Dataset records
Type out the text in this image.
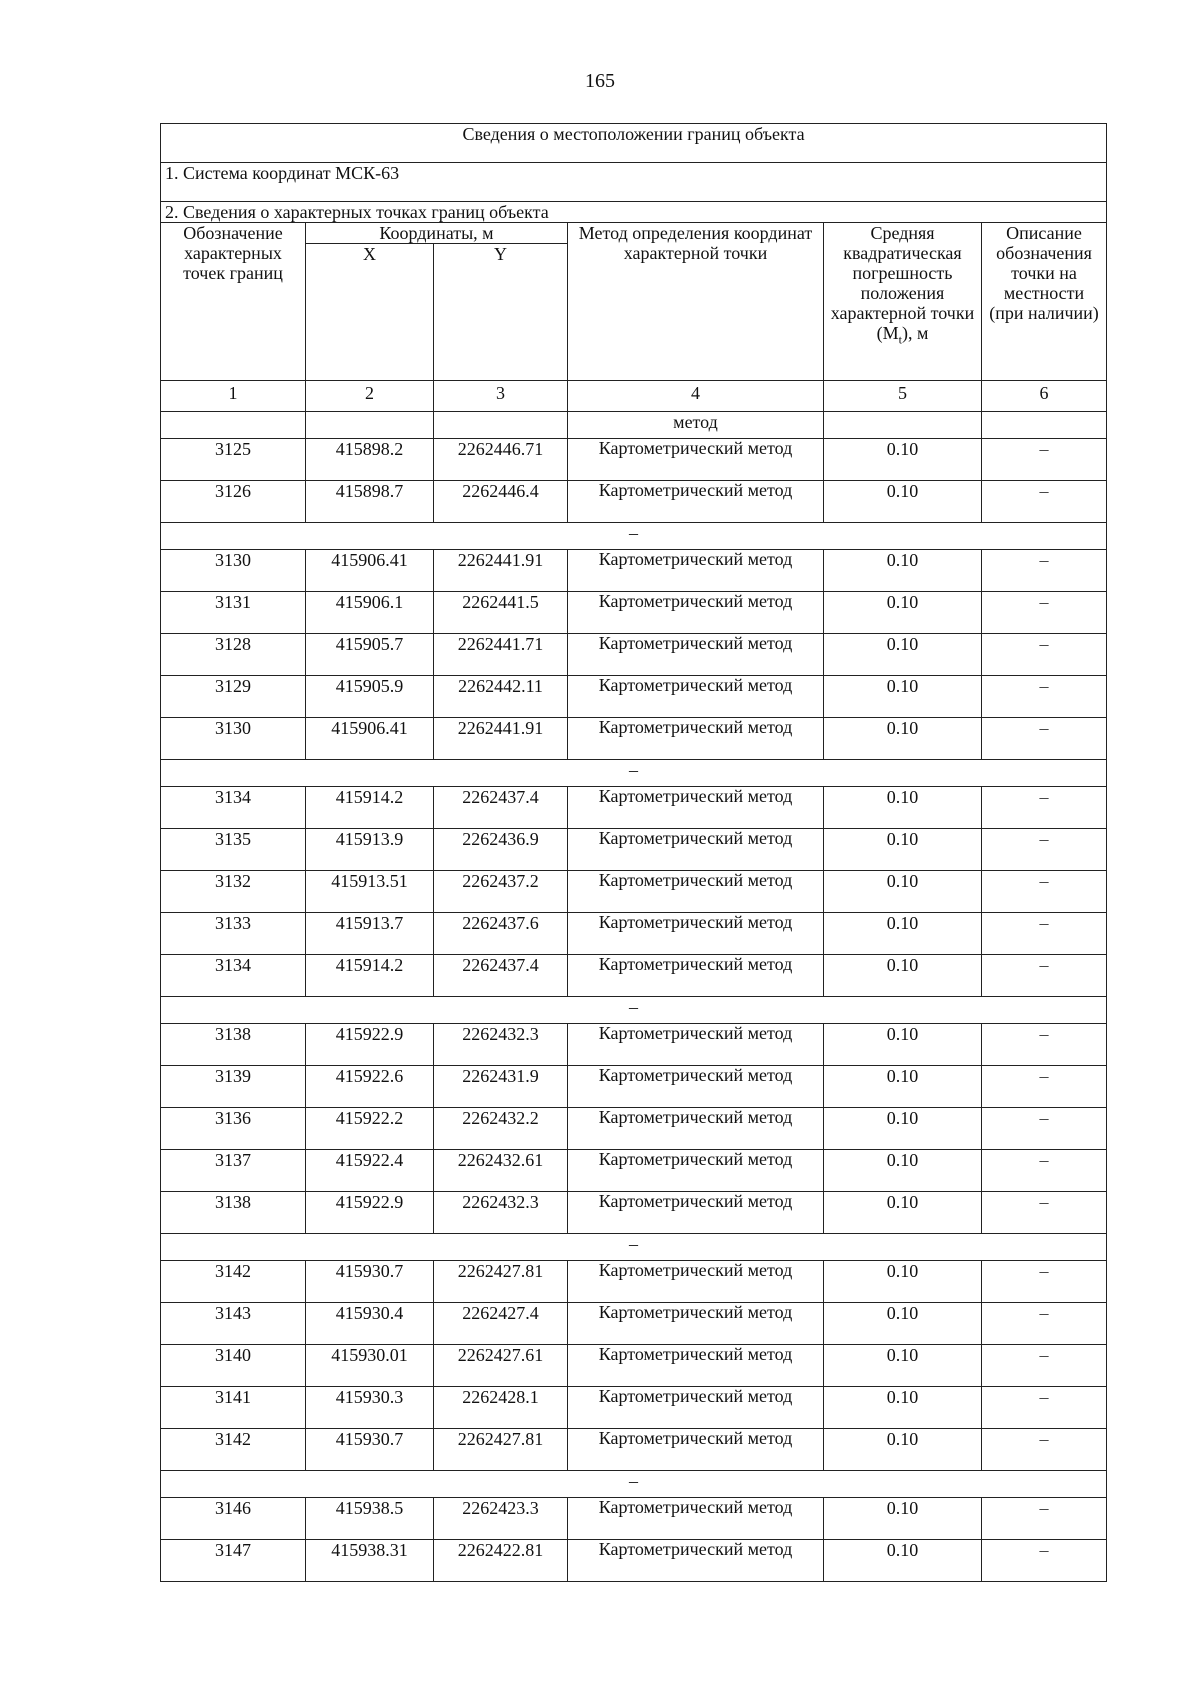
165
Сведения о местоположении границ объекта					
1. Система координат МСК-63					
2. Сведения о характерных точках границ объекта					
Обозначение характерных точек границ	Координаты, м		Метод определения координат характерной точки	Средняя квадратическая погрешность положения характерной точки $(M_t)$, м	Описание обозначения точки на местности (при наличии)
	X	Y			
1	2	3	4	5	6
			метод		
3125	415898.2	2262446.71	Картометрический метод	0.10	–
3126	415898.7	2262446.4	Картометрический метод	0.10	–
–					
3130	415906.41	2262441.91	Картометрический метод	0.10	–
3131	415906.1	2262441.5	Картометрический метод	0.10	–
3128	415905.7	2262441.71	Картометрический метод	0.10	–
3129	415905.9	2262442.11	Картометрический метод	0.10	–
3130	415906.41	2262441.91	Картометрический метод	0.10	–
–					
3134	415914.2	2262437.4	Картометрический метод	0.10	–
3135	415913.9	2262436.9	Картометрический метод	0.10	–
3132	415913.51	2262437.2	Картометрический метод	0.10	–
3133	415913.7	2262437.6	Картометрический метод	0.10	–
3134	415914.2	2262437.4	Картометрический метод	0.10	–
–					
3138	415922.9	2262432.3	Картометрический метод	0.10	–
3139	415922.6	2262431.9	Картометрический метод	0.10	–
3136	415922.2	2262432.2	Картометрический метод	0.10	–
3137	415922.4	2262432.61	Картометрический метод	0.10	–
3138	415922.9	2262432.3	Картометрический метод	0.10	–
–					
3142	415930.7	2262427.81	Картометрический метод	0.10	–
3143	415930.4	2262427.4	Картометрический метод	0.10	–
3140	415930.01	2262427.61	Картометрический метод	0.10	–
3141	415930.3	2262428.1	Картометрический метод	0.10	–
3142	415930.7	2262427.81	Картометрический метод	0.10	–
–					
3146	415938.5	2262423.3	Картометрический метод	0.10	–
3147	415938.31	2262422.81	Картометрический метод	0.10	–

• Aim: Pick out all the lines with the word "объекта" in them and copy them.

• Task output:
Сведения о местоположении границ объекта					
2. Сведения о характерных точках границ объекта					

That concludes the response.